-- start --

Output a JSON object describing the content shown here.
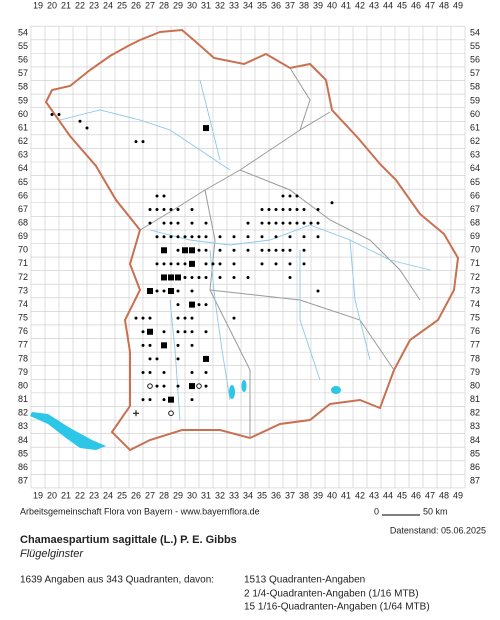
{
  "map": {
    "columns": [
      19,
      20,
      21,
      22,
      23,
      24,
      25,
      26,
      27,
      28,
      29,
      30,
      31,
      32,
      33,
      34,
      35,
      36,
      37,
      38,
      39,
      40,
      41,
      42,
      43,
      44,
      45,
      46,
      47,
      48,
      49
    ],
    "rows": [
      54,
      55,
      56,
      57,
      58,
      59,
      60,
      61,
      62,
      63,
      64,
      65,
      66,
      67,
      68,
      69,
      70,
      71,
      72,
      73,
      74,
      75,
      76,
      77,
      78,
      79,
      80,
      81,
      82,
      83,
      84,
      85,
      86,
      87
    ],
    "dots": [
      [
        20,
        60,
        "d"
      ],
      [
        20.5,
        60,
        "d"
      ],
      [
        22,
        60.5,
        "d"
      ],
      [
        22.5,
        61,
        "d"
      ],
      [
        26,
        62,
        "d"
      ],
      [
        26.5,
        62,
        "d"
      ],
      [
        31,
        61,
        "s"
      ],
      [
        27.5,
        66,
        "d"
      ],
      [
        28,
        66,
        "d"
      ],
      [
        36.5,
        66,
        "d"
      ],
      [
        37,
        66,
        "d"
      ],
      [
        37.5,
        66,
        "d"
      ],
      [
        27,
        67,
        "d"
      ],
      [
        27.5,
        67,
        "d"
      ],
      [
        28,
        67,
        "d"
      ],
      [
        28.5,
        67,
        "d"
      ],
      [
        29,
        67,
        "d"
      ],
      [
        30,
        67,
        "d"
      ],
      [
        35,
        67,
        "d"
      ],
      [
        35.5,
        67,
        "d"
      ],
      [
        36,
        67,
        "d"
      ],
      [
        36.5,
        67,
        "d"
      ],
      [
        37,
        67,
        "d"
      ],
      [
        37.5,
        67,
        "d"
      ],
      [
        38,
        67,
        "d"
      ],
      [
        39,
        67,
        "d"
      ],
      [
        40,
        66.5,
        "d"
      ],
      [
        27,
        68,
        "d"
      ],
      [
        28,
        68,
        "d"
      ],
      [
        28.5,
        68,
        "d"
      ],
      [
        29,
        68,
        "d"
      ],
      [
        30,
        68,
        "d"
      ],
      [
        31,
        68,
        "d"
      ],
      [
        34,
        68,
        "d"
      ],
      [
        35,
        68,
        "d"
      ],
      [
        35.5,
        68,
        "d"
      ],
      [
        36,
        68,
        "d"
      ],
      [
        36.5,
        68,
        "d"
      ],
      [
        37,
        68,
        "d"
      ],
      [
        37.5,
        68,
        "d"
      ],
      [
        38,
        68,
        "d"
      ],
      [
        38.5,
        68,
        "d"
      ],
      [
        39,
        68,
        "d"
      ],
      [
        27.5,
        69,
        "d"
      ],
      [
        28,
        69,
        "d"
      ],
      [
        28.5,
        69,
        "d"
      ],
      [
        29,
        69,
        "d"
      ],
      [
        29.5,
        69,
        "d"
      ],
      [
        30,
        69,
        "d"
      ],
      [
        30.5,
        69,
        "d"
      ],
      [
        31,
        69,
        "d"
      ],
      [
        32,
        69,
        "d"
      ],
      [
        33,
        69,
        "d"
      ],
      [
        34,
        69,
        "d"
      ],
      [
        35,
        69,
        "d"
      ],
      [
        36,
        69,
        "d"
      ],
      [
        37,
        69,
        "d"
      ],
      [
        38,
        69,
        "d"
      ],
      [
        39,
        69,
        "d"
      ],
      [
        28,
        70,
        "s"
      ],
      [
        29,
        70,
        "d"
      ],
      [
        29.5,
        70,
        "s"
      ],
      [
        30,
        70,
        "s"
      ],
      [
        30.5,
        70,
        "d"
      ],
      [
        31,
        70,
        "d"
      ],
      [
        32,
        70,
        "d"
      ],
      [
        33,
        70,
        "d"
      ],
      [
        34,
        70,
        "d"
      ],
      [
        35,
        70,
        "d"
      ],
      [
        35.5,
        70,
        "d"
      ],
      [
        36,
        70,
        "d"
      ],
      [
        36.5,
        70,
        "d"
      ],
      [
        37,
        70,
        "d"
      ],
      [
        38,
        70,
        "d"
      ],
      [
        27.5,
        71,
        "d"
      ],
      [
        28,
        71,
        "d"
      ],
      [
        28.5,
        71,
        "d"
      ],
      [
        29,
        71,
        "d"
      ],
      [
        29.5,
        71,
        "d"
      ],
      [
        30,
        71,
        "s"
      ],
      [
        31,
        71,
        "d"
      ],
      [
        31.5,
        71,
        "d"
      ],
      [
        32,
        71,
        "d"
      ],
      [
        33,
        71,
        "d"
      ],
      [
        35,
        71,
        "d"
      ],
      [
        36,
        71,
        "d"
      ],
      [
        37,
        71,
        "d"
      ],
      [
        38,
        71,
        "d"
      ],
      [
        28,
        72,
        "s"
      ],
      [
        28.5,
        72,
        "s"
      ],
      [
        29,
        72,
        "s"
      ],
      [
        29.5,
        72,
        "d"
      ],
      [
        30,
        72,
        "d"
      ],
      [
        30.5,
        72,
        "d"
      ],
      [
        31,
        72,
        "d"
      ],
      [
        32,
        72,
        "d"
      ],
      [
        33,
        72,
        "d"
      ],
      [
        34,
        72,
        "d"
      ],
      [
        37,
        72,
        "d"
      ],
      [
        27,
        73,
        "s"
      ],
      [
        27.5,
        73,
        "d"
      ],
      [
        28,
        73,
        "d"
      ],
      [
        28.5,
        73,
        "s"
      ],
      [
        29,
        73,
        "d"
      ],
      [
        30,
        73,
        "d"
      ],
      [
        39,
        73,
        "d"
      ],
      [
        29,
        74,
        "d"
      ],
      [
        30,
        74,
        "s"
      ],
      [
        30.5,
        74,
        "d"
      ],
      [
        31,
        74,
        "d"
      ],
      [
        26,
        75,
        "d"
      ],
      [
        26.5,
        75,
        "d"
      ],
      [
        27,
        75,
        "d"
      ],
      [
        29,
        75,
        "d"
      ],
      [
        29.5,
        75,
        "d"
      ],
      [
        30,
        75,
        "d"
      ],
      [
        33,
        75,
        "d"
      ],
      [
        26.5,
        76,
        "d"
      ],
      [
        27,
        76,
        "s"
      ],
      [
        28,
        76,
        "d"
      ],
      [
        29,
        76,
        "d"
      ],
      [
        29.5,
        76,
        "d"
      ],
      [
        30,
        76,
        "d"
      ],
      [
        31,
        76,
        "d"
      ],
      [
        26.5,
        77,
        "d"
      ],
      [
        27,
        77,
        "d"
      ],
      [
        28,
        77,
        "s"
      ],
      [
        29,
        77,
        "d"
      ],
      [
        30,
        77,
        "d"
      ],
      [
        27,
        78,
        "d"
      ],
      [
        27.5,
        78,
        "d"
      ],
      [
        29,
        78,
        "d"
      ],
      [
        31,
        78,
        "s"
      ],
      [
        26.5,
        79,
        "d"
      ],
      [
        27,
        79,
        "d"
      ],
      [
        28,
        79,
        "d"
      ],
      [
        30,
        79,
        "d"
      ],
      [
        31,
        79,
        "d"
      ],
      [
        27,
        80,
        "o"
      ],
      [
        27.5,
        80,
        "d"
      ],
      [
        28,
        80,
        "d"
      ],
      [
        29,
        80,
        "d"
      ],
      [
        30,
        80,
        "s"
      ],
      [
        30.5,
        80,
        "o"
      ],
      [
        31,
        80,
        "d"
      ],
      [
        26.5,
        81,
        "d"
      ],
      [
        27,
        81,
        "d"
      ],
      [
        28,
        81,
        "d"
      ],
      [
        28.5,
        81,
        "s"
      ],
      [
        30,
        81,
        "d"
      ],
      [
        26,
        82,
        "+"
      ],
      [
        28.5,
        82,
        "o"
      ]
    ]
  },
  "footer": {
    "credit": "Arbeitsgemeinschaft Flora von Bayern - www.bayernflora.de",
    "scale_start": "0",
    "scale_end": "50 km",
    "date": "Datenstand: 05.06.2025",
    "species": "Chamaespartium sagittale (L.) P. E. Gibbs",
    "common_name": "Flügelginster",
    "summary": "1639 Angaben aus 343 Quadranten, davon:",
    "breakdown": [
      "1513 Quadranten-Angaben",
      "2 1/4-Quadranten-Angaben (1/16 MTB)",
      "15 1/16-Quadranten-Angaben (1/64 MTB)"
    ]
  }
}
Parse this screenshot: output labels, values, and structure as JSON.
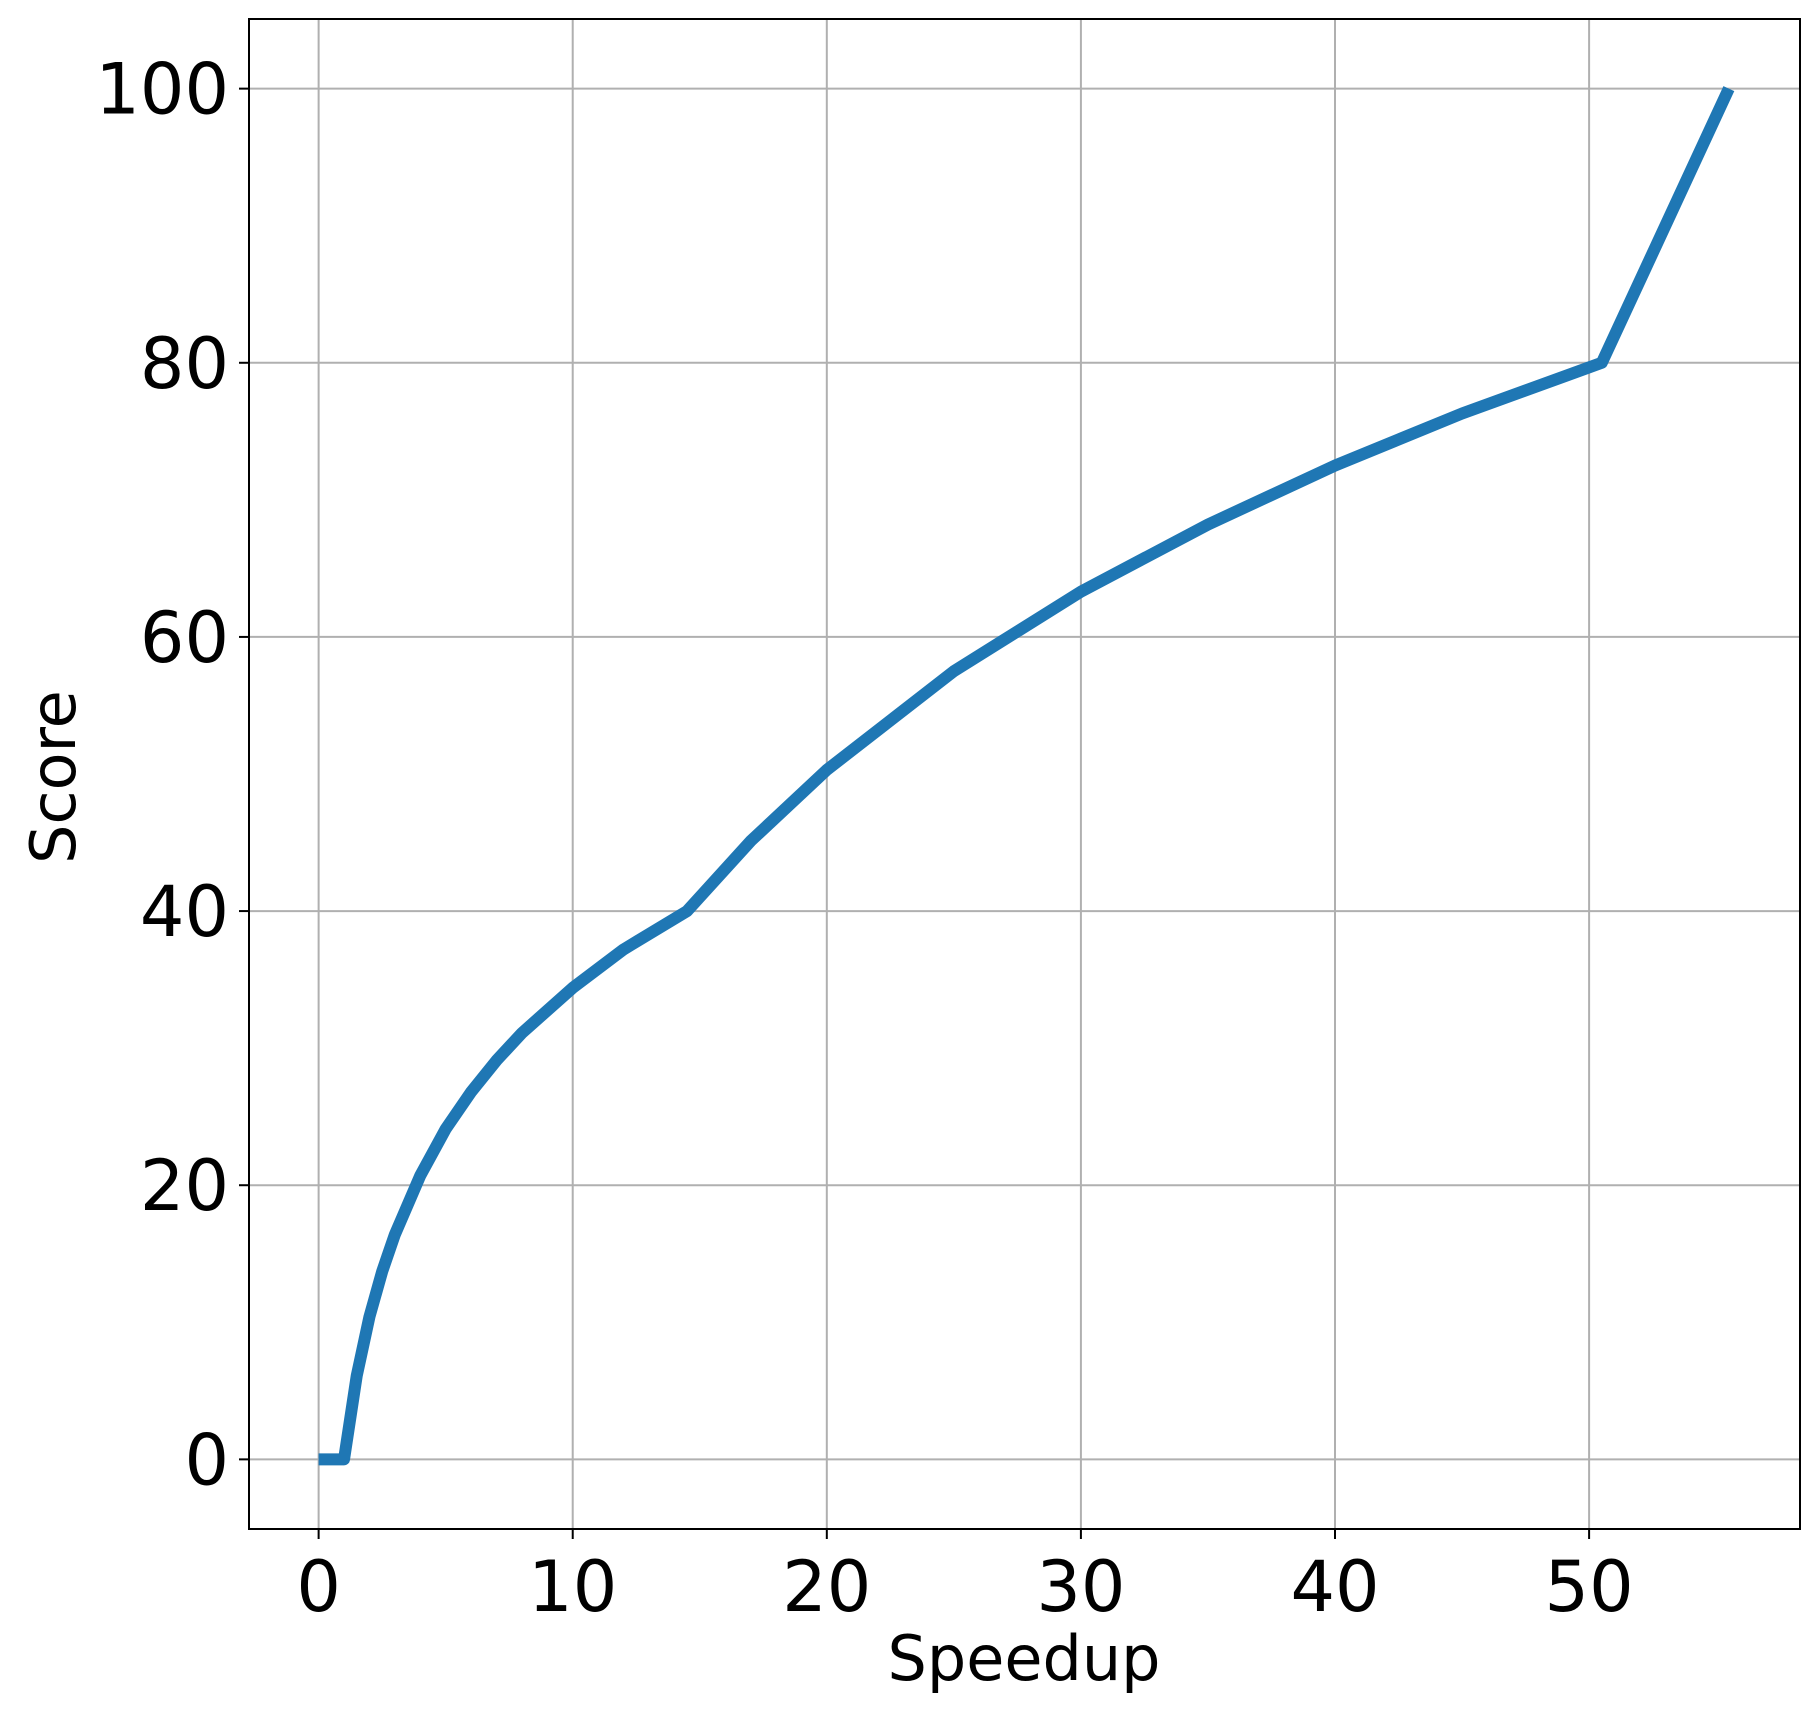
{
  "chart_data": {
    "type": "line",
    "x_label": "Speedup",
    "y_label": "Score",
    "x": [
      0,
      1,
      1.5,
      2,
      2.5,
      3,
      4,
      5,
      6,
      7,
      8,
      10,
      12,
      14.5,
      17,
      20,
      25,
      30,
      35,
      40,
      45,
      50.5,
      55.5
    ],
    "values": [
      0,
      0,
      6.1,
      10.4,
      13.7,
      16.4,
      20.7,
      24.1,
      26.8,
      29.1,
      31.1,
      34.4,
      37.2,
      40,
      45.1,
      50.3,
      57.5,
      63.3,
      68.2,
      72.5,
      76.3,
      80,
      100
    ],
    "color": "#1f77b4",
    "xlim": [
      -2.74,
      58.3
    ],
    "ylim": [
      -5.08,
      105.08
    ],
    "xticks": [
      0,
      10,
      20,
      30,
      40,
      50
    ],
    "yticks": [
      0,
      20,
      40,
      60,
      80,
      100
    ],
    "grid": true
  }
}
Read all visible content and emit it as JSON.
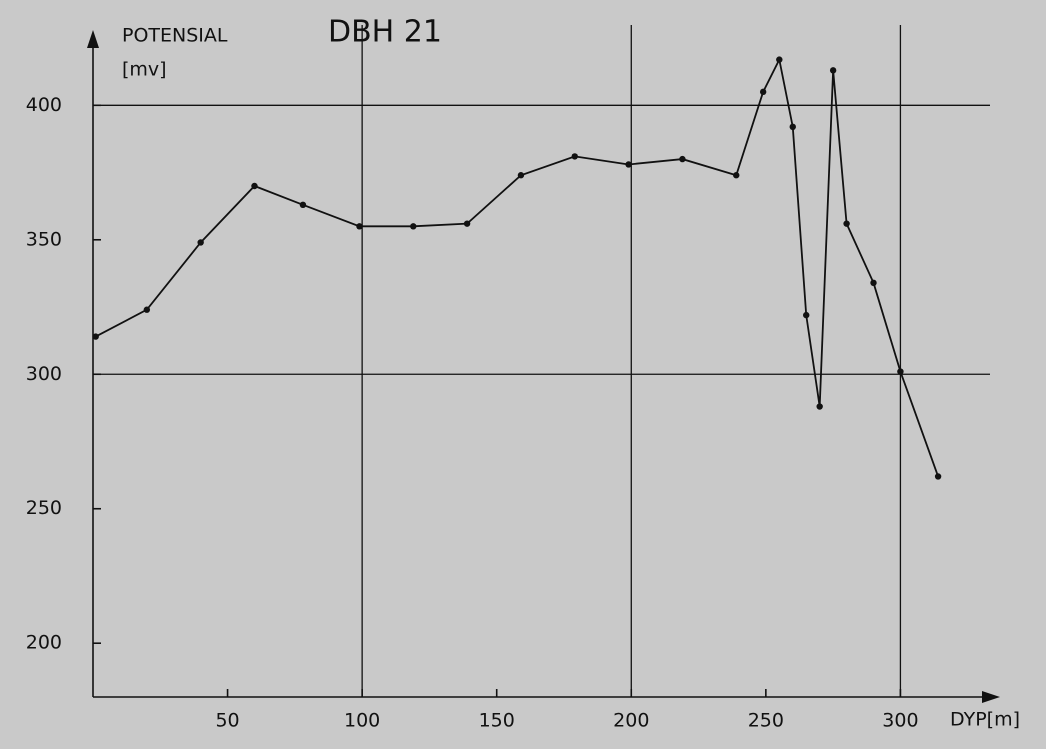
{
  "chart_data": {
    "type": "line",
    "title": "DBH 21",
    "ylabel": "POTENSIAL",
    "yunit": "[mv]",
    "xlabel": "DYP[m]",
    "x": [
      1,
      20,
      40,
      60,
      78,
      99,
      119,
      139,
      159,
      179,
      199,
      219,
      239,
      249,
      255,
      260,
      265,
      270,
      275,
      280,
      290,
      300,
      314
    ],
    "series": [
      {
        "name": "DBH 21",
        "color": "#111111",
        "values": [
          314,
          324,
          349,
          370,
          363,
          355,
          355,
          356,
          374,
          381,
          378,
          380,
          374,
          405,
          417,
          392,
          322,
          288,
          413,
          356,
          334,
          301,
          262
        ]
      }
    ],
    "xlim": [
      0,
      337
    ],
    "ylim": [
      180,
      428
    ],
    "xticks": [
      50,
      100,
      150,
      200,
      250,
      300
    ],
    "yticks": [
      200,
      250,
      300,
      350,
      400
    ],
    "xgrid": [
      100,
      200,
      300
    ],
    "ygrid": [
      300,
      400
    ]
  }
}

-- end --

- **REQUEST**: Write out exactly the lines from the one containing "Read all visible content and emit it as JSON." to the last line of the records above, both included, and leave out any pictures.

- **RESPONSE FOR THIS EXERCISE**:
Read all visible content and emit it as JSON.
{
  "chart_data": {
    "type": "line",
    "title": "DBH 21",
    "ylabel": "POTENSIAL",
    "yunit": "[mv]",
    "xlabel": "DYP[m]",
    "x": [
      1,
      20,
      40,
      60,
      78,
      99,
      119,
      139,
      159,
      179,
      199,
      219,
      239,
      249,
      255,
      260,
      265,
      270,
      275,
      280,
      290,
      300,
      314
    ],
    "series": [
      {
        "name": "DBH 21",
        "color": "#111111",
        "values": [
          314,
          324,
          349,
          370,
          363,
          355,
          355,
          356,
          374,
          381,
          378,
          380,
          374,
          405,
          417,
          392,
          322,
          288,
          413,
          356,
          334,
          301,
          262
        ]
      }
    ],
    "xlim": [
      0,
      337
    ],
    "ylim": [
      180,
      428
    ],
    "xticks": [
      50,
      100,
      150,
      200,
      250,
      300
    ],
    "yticks": [
      200,
      250,
      300,
      350,
      400
    ],
    "xgrid": [
      100,
      200,
      300
    ],
    "ygrid": [
      300,
      400
    ]
  }
}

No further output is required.